__To be done__
Identify and copy all lines of the material where the string "time" is found.

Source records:
-*-
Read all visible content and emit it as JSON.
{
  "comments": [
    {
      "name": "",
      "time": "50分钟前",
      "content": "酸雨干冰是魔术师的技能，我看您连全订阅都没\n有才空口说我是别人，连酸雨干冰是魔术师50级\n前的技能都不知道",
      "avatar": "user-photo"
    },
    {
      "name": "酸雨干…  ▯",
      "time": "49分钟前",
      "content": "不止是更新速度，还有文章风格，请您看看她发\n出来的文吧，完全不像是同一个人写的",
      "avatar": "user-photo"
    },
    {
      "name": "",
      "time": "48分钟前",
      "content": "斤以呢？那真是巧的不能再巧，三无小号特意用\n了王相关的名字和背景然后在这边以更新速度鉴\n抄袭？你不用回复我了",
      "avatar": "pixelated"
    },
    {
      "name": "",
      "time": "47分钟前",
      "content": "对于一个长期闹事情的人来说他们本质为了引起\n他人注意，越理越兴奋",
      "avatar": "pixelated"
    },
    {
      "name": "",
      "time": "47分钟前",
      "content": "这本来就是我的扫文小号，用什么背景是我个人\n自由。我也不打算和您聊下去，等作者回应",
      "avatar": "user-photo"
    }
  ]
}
-*-
__Task response__
      "time": "50分钟前",
      "time": "49分钟前",
      "time": "48分钟前",
      "time": "47分钟前",
      "time": "47分钟前",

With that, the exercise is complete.